(Data excerpts)

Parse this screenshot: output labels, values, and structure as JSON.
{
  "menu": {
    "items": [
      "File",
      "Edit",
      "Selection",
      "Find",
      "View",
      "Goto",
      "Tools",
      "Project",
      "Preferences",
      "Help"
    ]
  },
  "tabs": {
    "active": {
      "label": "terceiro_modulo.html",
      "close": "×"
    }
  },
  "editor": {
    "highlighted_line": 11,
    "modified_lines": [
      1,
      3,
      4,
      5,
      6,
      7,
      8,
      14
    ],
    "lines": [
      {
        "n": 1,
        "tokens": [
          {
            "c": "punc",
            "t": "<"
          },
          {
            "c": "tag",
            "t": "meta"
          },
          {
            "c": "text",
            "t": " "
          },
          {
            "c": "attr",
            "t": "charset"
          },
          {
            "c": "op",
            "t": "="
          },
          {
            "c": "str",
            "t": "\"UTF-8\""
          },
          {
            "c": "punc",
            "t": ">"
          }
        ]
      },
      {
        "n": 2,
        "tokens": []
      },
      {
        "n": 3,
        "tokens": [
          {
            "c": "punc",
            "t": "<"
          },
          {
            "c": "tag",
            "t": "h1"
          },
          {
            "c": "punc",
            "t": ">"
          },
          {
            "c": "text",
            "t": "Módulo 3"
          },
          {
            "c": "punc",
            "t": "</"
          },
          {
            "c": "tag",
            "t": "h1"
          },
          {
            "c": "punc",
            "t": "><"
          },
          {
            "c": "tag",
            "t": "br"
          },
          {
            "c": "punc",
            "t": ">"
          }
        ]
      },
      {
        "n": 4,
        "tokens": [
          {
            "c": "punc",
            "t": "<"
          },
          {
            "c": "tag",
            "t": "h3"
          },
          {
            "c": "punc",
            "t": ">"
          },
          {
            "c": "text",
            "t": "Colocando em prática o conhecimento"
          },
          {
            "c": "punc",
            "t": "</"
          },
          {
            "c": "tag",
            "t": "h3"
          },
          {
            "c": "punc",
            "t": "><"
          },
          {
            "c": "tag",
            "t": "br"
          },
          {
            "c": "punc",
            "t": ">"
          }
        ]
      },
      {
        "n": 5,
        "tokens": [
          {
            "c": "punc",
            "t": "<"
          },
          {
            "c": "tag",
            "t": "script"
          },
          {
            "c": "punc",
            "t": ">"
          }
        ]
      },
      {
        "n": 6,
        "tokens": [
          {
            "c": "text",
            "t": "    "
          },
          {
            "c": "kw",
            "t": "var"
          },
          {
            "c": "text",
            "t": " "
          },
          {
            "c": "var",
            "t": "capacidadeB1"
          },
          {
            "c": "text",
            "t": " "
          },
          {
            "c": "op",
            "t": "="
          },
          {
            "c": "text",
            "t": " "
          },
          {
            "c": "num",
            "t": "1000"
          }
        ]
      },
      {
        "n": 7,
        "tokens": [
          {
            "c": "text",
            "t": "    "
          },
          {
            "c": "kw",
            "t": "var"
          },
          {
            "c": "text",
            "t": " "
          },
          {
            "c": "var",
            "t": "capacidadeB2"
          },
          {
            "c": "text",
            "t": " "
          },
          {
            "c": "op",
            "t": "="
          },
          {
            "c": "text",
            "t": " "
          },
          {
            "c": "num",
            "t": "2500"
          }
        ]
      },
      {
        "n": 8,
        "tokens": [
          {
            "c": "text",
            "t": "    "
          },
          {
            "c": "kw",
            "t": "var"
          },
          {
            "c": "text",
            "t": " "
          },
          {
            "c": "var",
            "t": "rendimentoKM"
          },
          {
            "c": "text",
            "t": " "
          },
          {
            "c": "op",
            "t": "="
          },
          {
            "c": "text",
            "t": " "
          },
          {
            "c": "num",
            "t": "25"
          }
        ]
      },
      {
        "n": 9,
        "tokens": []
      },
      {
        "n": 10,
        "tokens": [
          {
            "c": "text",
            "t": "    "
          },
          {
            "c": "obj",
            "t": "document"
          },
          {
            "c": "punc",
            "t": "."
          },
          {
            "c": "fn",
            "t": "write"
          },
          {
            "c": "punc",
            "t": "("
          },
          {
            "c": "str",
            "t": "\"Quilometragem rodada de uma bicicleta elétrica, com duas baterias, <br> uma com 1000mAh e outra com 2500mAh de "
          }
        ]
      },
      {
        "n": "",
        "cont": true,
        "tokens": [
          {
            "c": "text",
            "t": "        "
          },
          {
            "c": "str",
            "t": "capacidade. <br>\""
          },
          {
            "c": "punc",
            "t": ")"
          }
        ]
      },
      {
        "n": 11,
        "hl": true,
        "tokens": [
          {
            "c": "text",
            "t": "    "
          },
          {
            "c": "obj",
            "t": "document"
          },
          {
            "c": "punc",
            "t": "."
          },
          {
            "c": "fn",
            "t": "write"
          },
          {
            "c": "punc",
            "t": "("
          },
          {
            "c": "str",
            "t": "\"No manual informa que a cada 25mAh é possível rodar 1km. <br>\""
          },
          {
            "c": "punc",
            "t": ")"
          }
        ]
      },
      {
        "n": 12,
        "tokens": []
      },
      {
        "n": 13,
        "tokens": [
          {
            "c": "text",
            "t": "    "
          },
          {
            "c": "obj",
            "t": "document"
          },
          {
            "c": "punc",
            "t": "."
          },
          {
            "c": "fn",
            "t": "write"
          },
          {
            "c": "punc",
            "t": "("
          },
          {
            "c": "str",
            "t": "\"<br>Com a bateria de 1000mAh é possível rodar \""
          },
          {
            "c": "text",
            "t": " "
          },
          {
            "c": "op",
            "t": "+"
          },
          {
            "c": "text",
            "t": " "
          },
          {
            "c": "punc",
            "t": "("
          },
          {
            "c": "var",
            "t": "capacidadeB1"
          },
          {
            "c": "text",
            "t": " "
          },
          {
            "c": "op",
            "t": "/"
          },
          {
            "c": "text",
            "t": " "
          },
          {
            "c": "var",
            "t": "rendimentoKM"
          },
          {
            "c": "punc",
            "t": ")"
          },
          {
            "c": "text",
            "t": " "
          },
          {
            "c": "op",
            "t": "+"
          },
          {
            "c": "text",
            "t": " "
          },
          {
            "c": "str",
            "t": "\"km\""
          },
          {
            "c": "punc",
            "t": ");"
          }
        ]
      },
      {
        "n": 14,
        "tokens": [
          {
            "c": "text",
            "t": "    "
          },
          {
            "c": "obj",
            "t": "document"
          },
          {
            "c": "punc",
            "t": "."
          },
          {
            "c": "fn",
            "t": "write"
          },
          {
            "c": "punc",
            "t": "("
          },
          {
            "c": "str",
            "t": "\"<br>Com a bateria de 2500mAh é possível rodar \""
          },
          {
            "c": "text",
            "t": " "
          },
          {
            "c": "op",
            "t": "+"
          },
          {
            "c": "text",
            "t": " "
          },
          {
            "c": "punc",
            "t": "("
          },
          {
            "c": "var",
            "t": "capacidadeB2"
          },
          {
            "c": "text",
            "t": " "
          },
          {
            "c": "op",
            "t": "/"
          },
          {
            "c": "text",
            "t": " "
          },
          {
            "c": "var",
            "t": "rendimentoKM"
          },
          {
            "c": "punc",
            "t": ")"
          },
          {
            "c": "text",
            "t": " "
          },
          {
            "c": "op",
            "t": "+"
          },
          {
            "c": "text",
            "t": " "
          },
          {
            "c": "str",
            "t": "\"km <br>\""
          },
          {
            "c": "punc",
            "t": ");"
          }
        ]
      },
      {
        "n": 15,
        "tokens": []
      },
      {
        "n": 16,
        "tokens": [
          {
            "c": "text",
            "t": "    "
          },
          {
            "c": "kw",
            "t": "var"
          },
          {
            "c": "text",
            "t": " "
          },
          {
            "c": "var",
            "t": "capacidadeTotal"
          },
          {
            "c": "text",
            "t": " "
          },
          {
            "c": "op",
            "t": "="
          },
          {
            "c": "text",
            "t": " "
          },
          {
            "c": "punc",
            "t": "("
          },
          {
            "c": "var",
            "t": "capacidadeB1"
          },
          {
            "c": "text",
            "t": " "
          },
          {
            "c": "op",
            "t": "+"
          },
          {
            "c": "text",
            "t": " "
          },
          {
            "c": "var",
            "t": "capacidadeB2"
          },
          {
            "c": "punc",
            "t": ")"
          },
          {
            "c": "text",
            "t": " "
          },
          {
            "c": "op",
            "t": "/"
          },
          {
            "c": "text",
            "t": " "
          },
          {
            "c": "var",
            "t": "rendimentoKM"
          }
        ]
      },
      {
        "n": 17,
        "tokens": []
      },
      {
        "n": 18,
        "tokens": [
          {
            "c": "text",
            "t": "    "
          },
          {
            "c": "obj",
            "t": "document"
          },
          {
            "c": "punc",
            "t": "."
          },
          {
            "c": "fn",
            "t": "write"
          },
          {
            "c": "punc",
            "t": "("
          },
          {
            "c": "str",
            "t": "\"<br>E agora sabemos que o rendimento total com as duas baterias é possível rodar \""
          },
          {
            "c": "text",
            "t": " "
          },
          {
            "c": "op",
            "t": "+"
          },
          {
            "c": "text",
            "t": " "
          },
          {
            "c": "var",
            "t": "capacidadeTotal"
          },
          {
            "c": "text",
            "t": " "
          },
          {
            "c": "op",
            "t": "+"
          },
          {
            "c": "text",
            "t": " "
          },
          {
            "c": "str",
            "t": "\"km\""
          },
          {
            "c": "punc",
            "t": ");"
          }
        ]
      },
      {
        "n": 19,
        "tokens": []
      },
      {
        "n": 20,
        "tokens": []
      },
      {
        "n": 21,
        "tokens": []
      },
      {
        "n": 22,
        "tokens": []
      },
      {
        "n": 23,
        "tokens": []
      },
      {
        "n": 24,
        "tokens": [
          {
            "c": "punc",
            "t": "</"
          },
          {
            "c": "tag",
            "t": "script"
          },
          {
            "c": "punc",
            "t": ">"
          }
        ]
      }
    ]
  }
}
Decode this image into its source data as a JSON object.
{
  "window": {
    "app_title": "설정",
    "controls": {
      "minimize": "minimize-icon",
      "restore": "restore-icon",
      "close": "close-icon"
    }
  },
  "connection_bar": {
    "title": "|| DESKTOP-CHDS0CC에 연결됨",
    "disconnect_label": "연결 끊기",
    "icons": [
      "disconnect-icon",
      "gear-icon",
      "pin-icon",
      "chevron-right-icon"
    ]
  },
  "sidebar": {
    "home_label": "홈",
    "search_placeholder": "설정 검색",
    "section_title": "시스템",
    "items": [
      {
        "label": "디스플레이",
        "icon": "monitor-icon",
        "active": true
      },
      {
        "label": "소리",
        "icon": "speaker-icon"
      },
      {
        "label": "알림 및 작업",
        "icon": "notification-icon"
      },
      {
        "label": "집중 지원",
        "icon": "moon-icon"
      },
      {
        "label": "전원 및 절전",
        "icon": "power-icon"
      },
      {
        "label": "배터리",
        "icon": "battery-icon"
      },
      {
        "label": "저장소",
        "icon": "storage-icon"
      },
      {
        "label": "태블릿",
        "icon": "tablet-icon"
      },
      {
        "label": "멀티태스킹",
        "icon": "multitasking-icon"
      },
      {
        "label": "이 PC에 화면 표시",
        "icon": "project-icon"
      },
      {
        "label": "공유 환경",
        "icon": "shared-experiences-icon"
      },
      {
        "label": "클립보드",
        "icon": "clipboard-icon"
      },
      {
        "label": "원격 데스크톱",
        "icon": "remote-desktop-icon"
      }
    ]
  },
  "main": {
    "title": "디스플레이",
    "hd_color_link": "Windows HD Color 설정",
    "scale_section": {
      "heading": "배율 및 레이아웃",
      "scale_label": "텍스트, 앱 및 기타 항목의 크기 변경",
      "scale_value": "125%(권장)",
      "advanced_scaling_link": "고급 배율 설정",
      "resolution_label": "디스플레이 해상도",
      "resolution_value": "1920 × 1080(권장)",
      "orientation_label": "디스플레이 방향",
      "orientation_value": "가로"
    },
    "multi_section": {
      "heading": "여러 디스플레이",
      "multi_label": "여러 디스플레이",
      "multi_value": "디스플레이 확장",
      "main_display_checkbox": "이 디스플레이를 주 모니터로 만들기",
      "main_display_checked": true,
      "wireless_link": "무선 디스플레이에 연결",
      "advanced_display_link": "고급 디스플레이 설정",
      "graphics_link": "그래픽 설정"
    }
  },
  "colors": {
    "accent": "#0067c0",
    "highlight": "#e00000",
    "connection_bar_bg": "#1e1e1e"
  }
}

TASK TO CARRY OUT » Lines containing the string "JSON" are to be selected and copied.

RESPONSE FOR THIS EXERCISE »
Parse this screenshot: output labels, values, and structure as JSON.
Decode this image into its source data as a JSON object.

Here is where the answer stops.